-- Task objective --
Count the lines containing "LIFE" in the entries underneath, and state that count without anything else.

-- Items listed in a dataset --
━━━━━━━━━━
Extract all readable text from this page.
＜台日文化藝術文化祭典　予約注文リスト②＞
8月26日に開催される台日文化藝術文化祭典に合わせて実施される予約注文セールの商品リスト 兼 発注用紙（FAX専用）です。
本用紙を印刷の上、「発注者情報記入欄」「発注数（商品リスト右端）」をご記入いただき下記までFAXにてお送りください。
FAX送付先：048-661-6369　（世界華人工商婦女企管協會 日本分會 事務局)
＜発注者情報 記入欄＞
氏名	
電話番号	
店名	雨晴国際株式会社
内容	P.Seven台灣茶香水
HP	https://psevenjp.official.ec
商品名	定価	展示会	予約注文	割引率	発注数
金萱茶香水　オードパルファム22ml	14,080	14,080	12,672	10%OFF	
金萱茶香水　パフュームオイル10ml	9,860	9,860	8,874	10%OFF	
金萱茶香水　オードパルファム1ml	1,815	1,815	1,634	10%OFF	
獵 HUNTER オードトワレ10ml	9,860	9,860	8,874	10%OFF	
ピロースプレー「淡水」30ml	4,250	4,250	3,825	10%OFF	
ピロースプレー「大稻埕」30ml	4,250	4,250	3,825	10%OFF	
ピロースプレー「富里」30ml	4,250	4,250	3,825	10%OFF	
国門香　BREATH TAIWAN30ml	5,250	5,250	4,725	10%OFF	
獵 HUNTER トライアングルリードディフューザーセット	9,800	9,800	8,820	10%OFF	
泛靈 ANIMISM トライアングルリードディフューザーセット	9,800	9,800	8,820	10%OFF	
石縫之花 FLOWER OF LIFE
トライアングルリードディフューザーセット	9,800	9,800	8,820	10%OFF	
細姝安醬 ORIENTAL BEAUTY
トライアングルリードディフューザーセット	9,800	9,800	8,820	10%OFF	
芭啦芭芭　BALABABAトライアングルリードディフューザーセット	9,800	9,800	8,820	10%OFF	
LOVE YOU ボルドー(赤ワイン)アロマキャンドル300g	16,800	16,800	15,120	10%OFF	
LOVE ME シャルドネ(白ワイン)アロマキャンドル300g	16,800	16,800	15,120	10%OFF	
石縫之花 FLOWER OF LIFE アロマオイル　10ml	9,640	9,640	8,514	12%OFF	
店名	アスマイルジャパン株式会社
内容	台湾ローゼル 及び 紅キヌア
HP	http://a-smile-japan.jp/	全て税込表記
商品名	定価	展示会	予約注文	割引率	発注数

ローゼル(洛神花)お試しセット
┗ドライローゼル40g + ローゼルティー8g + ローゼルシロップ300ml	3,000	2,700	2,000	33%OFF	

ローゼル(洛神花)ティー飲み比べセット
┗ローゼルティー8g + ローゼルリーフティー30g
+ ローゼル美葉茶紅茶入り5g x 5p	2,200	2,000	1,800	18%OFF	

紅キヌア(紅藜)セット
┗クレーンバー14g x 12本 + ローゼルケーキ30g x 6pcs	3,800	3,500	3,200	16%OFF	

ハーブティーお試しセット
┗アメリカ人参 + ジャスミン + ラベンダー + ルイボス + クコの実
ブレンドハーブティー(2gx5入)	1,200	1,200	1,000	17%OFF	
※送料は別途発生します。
━━━━━━━━━━
-- Exercise result --
2